(Dataset items)
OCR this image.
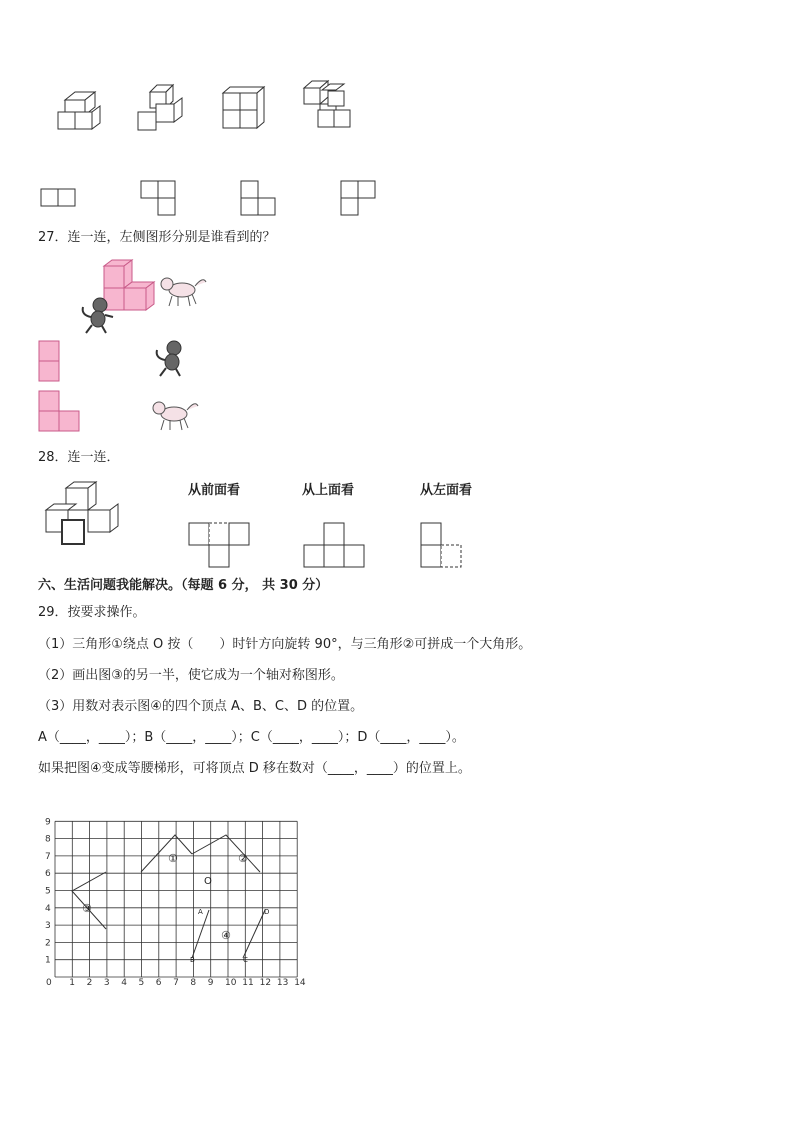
27．连一连，左侧图形分别是谁看到的？
28．连一连．
从前面看	从上面看	从左面看
六、生活问题我能解决。（每题 6 分， 共 30 分）
29．按要求操作。
（1）三角形①绕点 O 按（　　）时针方向旋转 90°，与三角形②可拼成一个大角形。
（2）画出图③的另一半，使它成为一个轴对称图形。
（3）用数对表示图④的四个顶点 A、B、C、D 的位置。
A（____，____）；B（____，____）；C（____，____）；D（____，____）。
如果把图④变成等腰梯形，可将顶点 D 移在数对（____，____）的位置上。
0 1 2 3 4 5 6 7 8 9 10 11 12 13 14
1
2
3
4
5
6
7
8
9
①	②
③
④
O
A
B	C
D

### EXERCISE TASK
Write out all the entries word for word, but skip any images.

### WRITTEN SOLUTION
OCR this image.
27．连一连，左侧图形分别是谁看到的？
28．连一连．
从前面看	从上面看	从左面看
六、生活问题我能解决。（每题 6 分， 共 30 分）
29．按要求操作。
（1）三角形①绕点 O 按（　　）时针方向旋转 90°，与三角形②可拼成一个大角形。
（2）画出图③的另一半，使它成为一个轴对称图形。
（3）用数对表示图④的四个顶点 A、B、C、D 的位置。
A（____，____）；B（____，____）；C（____，____）；D（____，____）。
如果把图④变成等腰梯形，可将顶点 D 移在数对（____，____）的位置上。
0 1 2 3 4 5 6 7 8 9 10 11 12 13 14
1
2
3
4
5
6
7
8
9
①	②
③
④
O
A
B	C
D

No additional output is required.